▶ _Problem statement_:
Repeat every record exactly, but keep images out of the copy.

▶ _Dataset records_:
************
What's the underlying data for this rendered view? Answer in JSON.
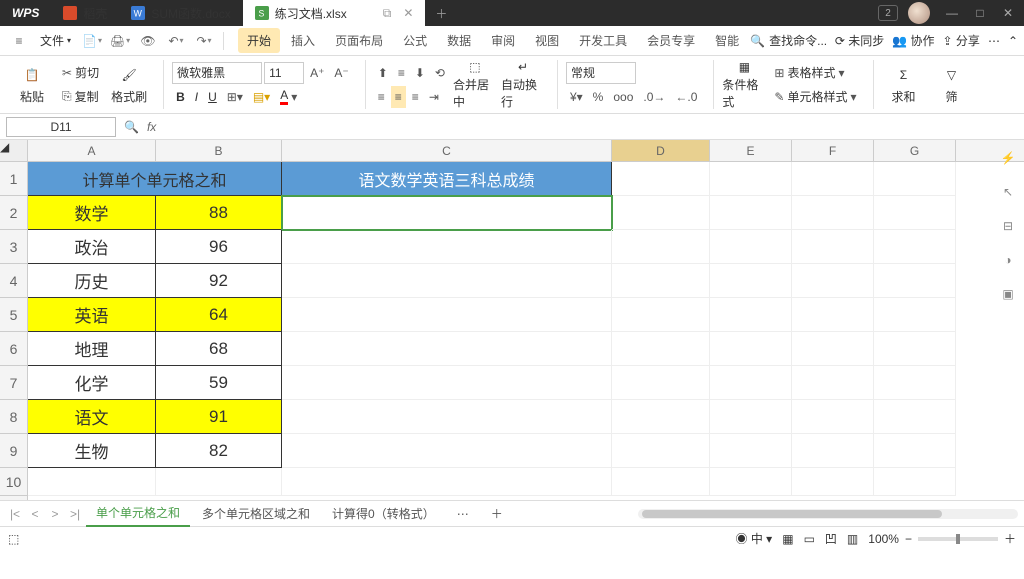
{
  "titlebar": {
    "app": "WPS",
    "tabs": [
      {
        "icon": "doc-orange",
        "label": "稻壳"
      },
      {
        "icon": "doc-blue",
        "label": "SUM函数.docx"
      },
      {
        "icon": "sheet-green",
        "label": "练习文档.xlsx",
        "active": true
      }
    ],
    "badge": "2"
  },
  "menubar": {
    "file": "文件",
    "tabs": [
      "开始",
      "插入",
      "页面布局",
      "公式",
      "数据",
      "审阅",
      "视图",
      "开发工具",
      "会员专享",
      "智能"
    ],
    "active": 0,
    "search_ph": "查找命令...",
    "right": {
      "unsync": "未同步",
      "coop": "协作",
      "share": "分享"
    }
  },
  "ribbon": {
    "paste": "粘贴",
    "cut": "剪切",
    "copy": "复制",
    "format_painter": "格式刷",
    "font": "微软雅黑",
    "size": "11",
    "merge": "合并居中",
    "wrap": "自动换行",
    "numfmt": "常规",
    "cond": "条件格式",
    "tblstyle": "表格样式",
    "cellstyle": "单元格样式",
    "sum": "求和",
    "filter": "筛"
  },
  "namebox": {
    "ref": "D11"
  },
  "columns": [
    "A",
    "B",
    "C",
    "D",
    "E",
    "F",
    "G"
  ],
  "active_col": "D",
  "table": {
    "header_left": "计算单个单元格之和",
    "header_right": "语文数学英语三科总成绩",
    "rows": [
      {
        "subj": "数学",
        "score": "88",
        "hl": true
      },
      {
        "subj": "政治",
        "score": "96"
      },
      {
        "subj": "历史",
        "score": "92"
      },
      {
        "subj": "英语",
        "score": "64",
        "hl": true
      },
      {
        "subj": "地理",
        "score": "68"
      },
      {
        "subj": "化学",
        "score": "59"
      },
      {
        "subj": "语文",
        "score": "91",
        "hl": true
      },
      {
        "subj": "生物",
        "score": "82"
      }
    ]
  },
  "sheettabs": {
    "tabs": [
      "单个单元格之和",
      "多个单元格区域之和",
      "计算得0（转格式）"
    ],
    "active": 0,
    "more": "⋯"
  },
  "status": {
    "zoom": "100%",
    "views": [
      "田",
      "口",
      "凹"
    ]
  }
}
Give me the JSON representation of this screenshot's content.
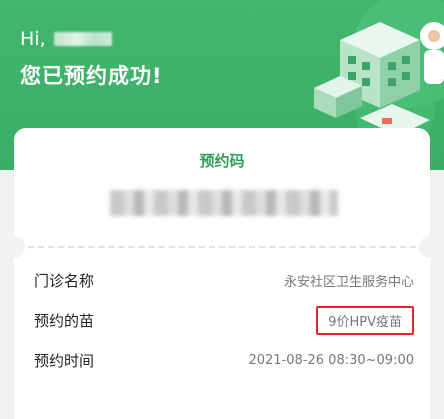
{
  "header": {
    "greeting": "Hi,",
    "success_text": "您已预约成功!"
  },
  "card": {
    "title": "预约码",
    "rows": [
      {
        "label": "门诊名称",
        "value": "永安社区卫生服务中心"
      },
      {
        "label": "预约的苗",
        "value": "9价HPV疫苗"
      },
      {
        "label": "预约时间",
        "value": "2021-08-26 08:30~09:00"
      }
    ]
  },
  "colors": {
    "brand_green": "#3aae66",
    "highlight_red": "#e0252b"
  },
  "icons": [
    "clinic-illustration"
  ]
}
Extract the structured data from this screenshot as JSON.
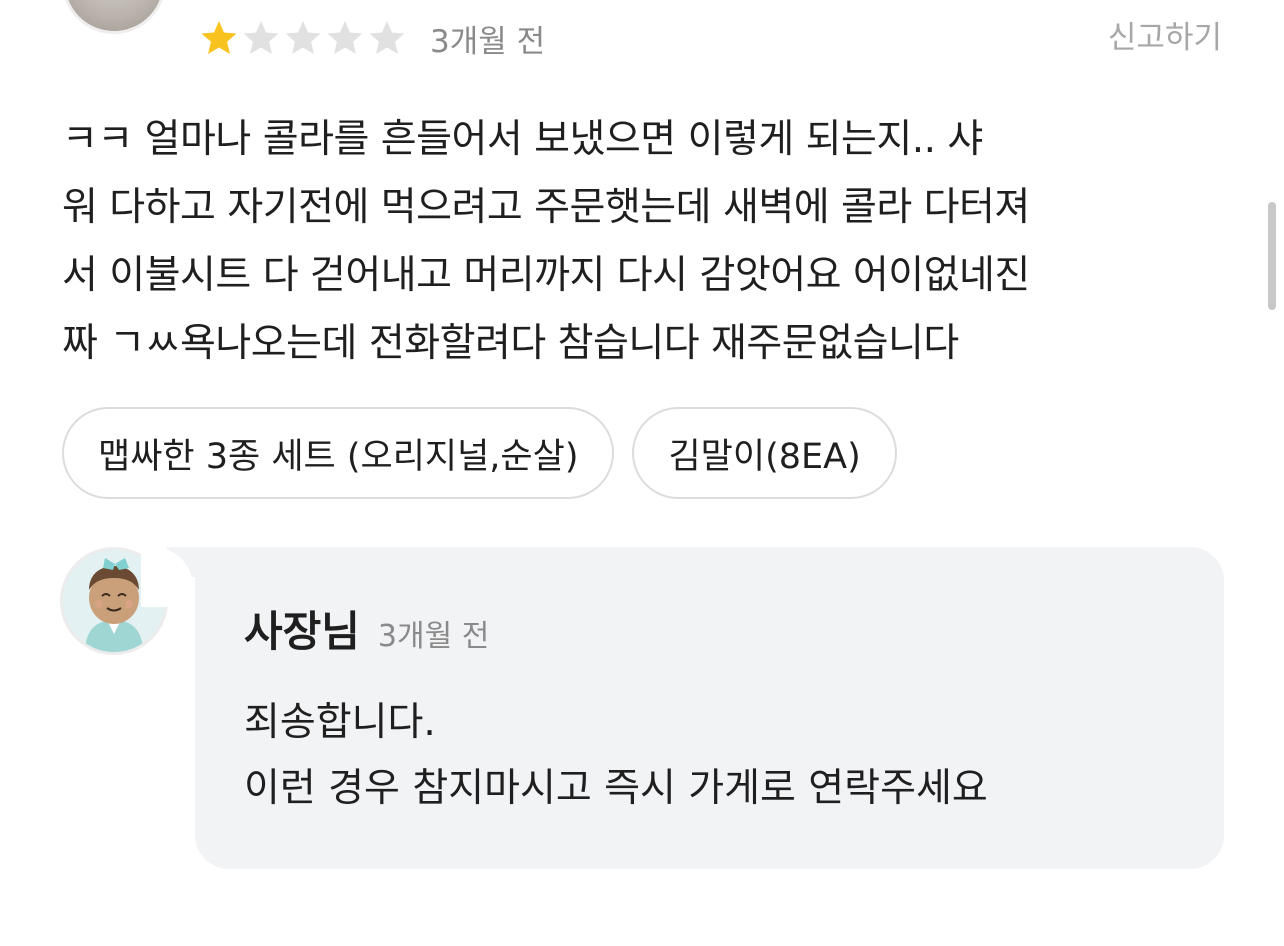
{
  "review": {
    "rating": 1,
    "max_rating": 5,
    "date": "3개월 전",
    "report_label": "신고하기",
    "text": "ㅋㅋ 얼마나 콜라를 흔들어서 보냈으면 이렇게 되는지.. 샤\n워 다하고 자기전에 먹으려고 주문햇는데 새벽에 콜라 다터져\n서 이불시트 다 걷어내고 머리까지 다시 감앗어요 어이없네진\n짜 ㄱㅆ욕나오는데 전화할려다 참습니다  재주문없습니다",
    "menu_items": [
      {
        "label": "맵싸한 3종 세트 (오리지널,순살)"
      },
      {
        "label": "김말이(8EA)"
      }
    ]
  },
  "reply": {
    "author": "사장님",
    "date": "3개월 전",
    "text": "죄송합니다.\n이런 경우 참지마시고 즉시 가게로 연락주세요"
  },
  "colors": {
    "star_filled": "#F9C31F",
    "star_empty": "#E1E1E1",
    "bubble_bg": "#F2F3F5",
    "muted_text": "#8A8A8A"
  },
  "icons": {
    "star": "star-icon",
    "reviewer_avatar": "reviewer-avatar",
    "owner_avatar": "owner-avatar"
  }
}
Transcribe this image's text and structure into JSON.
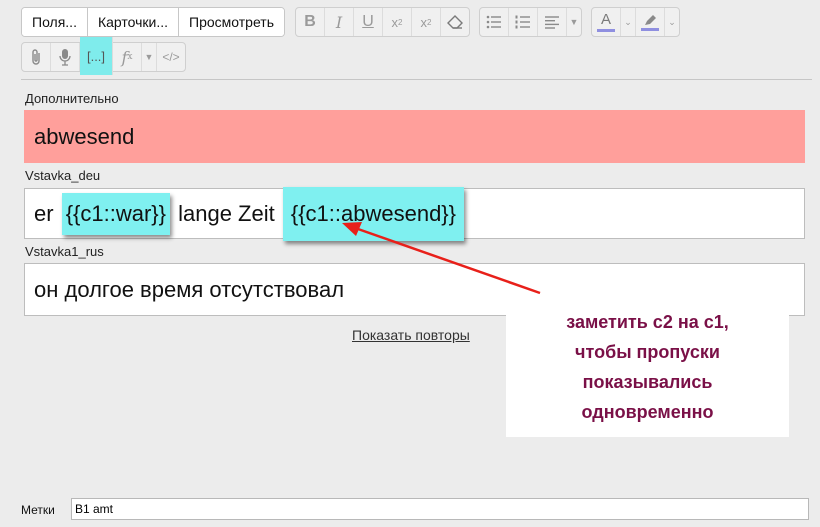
{
  "toolbar": {
    "fields_label": "Поля...",
    "cards_label": "Карточки...",
    "preview_label": "Просмотреть"
  },
  "fields": [
    {
      "label": "Дополнительно",
      "value": "abwesend"
    },
    {
      "label": "Vstavka_deu",
      "text_before": "er ",
      "cloze1": "{{c1::war}}",
      "text_middle": " lange Zeit ",
      "cloze2": "{{c1::abwesend}}"
    },
    {
      "label": "Vstavka1_rus",
      "value": "он долгое время отсутствовал"
    }
  ],
  "show_repeats_link": "Показать повторы",
  "annotation": {
    "lines": [
      "заметить с2 на с1,",
      "чтобы пропуски",
      "показывались",
      "одновременно"
    ],
    "color": "#7a1047",
    "arrow_color": "#e8201a"
  },
  "tags": {
    "label": "Метки",
    "value": "B1 amt"
  },
  "colors": {
    "highlight": "#7ff0f0",
    "field_marked": "#ff9f9b",
    "text_color_bar": "#8f8fe0"
  }
}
************
▶ _Output for this exercise_:
What's the underlying data for this rendered view? Answer in JSON.
{
  "titlebar": {
    "app": "WPS",
    "tabs": [
      {
        "icon": "doc-orange",
        "label": "稻壳"
      },
      {
        "icon": "doc-blue",
        "label": "SUM函数.docx"
      },
      {
        "icon": "sheet-green",
        "label": "练习文档.xlsx",
        "active": true
      }
    ],
    "badge": "2"
  },
  "menubar": {
    "file": "文件",
    "tabs": [
      "开始",
      "插入",
      "页面布局",
      "公式",
      "数据",
      "审阅",
      "视图",
      "开发工具",
      "会员专享",
      "智能"
    ],
    "active": 0,
    "search_ph": "查找命令...",
    "right": {
      "unsync": "未同步",
      "coop": "协作",
      "share": "分享"
    }
  },
  "ribbon": {
    "paste": "粘贴",
    "cut": "剪切",
    "copy": "复制",
    "format_painter": "格式刷",
    "font": "微软雅黑",
    "size": "11",
    "merge": "合并居中",
    "wrap": "自动换行",
    "numfmt": "常规",
    "cond": "条件格式",
    "tblstyle": "表格样式",
    "cellstyle": "单元格样式",
    "sum": "求和",
    "filter": "筛"
  },
  "namebox": {
    "ref": "D11"
  },
  "columns": [
    "A",
    "B",
    "C",
    "D",
    "E",
    "F",
    "G"
  ],
  "active_col": "D",
  "table": {
    "header_left": "计算单个单元格之和",
    "header_right": "语文数学英语三科总成绩",
    "rows": [
      {
        "subj": "数学",
        "score": "88",
        "hl": true
      },
      {
        "subj": "政治",
        "score": "96"
      },
      {
        "subj": "历史",
        "score": "92"
      },
      {
        "subj": "英语",
        "score": "64",
        "hl": true
      },
      {
        "subj": "地理",
        "score": "68"
      },
      {
        "subj": "化学",
        "score": "59"
      },
      {
        "subj": "语文",
        "score": "91",
        "hl": true
      },
      {
        "subj": "生物",
        "score": "82"
      }
    ]
  },
  "sheettabs": {
    "tabs": [
      "单个单元格之和",
      "多个单元格区域之和",
      "计算得0（转格式）"
    ],
    "active": 0,
    "more": "⋯"
  },
  "status": {
    "zoom": "100%",
    "views": [
      "田",
      "口",
      "凹"
    ]
  }
}
Give me the JSON representation of this screenshot's content.
{
  "header": {
    "greeting": "Hi,",
    "success_text": "您已预约成功!"
  },
  "card": {
    "title": "预约码",
    "rows": [
      {
        "label": "门诊名称",
        "value": "永安社区卫生服务中心"
      },
      {
        "label": "预约的苗",
        "value": "9价HPV疫苗"
      },
      {
        "label": "预约时间",
        "value": "2021-08-26 08:30~09:00"
      }
    ]
  },
  "colors": {
    "brand_green": "#3aae66",
    "highlight_red": "#e0252b"
  },
  "icons": [
    "clinic-illustration"
  ]
}
Extract the structured data from this screenshot as JSON.
{
  "review": {
    "rating": 1,
    "max_rating": 5,
    "date": "3개월 전",
    "report_label": "신고하기",
    "text": "ㅋㅋ 얼마나 콜라를 흔들어서 보냈으면 이렇게 되는지.. 샤\n워 다하고 자기전에 먹으려고 주문햇는데 새벽에 콜라 다터져\n서 이불시트 다 걷어내고 머리까지 다시 감앗어요 어이없네진\n짜 ㄱㅆ욕나오는데 전화할려다 참습니다  재주문없습니다",
    "menu_items": [
      {
        "label": "맵싸한 3종 세트 (오리지널,순살)"
      },
      {
        "label": "김말이(8EA)"
      }
    ]
  },
  "reply": {
    "author": "사장님",
    "date": "3개월 전",
    "text": "죄송합니다.\n이런 경우 참지마시고 즉시 가게로 연락주세요"
  },
  "colors": {
    "star_filled": "#F9C31F",
    "star_empty": "#E1E1E1",
    "bubble_bg": "#F2F3F5",
    "muted_text": "#8A8A8A"
  },
  "icons": {
    "star": "star-icon",
    "reviewer_avatar": "reviewer-avatar",
    "owner_avatar": "owner-avatar"
  }
}
Transcribe this image's text and structure into JSON.
{
  "toolbar": {
    "fields_label": "Поля...",
    "cards_label": "Карточки...",
    "preview_label": "Просмотреть"
  },
  "fields": [
    {
      "label": "Дополнительно",
      "value": "abwesend"
    },
    {
      "label": "Vstavka_deu",
      "text_before": "er ",
      "cloze1": "{{c1::war}}",
      "text_middle": " lange Zeit ",
      "cloze2": "{{c1::abwesend}}"
    },
    {
      "label": "Vstavka1_rus",
      "value": "он долгое время отсутствовал"
    }
  ],
  "show_repeats_link": "Показать повторы",
  "annotation": {
    "lines": [
      "заметить с2 на с1,",
      "чтобы пропуски",
      "показывались",
      "одновременно"
    ],
    "color": "#7a1047",
    "arrow_color": "#e8201a"
  },
  "tags": {
    "label": "Метки",
    "value": "B1 amt"
  },
  "colors": {
    "highlight": "#7ff0f0",
    "field_marked": "#ff9f9b",
    "text_color_bar": "#8f8fe0"
  }
}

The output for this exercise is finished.